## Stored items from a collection
-- Begin --
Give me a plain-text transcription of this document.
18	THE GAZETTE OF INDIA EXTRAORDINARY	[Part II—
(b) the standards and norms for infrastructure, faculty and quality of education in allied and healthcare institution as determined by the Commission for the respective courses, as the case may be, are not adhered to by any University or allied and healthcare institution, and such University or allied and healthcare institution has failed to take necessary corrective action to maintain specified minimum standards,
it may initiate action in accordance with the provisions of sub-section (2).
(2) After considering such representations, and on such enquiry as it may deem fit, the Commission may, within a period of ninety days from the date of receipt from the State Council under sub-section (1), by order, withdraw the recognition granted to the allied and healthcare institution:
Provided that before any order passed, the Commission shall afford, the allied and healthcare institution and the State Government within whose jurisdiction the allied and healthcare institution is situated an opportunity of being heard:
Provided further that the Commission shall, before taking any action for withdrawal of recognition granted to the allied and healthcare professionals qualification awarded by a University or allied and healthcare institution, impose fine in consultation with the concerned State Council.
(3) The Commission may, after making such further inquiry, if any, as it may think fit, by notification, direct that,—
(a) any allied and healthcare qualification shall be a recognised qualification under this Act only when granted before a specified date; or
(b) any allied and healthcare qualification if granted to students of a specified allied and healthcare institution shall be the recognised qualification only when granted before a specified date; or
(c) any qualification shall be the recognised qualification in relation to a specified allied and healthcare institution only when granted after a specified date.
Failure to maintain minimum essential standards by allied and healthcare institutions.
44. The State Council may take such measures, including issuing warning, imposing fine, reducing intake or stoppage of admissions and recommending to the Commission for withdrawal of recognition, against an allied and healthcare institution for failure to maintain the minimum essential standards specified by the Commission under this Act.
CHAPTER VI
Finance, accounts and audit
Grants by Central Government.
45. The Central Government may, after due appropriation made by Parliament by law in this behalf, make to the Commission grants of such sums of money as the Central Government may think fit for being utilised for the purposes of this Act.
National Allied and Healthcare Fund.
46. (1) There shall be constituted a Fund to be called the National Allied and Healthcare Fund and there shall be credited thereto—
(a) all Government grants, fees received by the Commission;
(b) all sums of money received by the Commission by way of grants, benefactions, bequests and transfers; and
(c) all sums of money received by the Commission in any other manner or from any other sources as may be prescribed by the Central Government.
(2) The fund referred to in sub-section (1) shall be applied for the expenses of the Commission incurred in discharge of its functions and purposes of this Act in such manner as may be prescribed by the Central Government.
-- End --
## WHAT TO PRODUCE
Extract each line from the entries above that contains the string "received".

## TASK RESULT
(a) all Government grants, fees received by the Commission;
(b) all sums of money received by the Commission by way of grants, benefactions, bequests and transfers; and
(c) all sums of money received by the Commission in any other manner or from any other sources as may be prescribed by the Central Government.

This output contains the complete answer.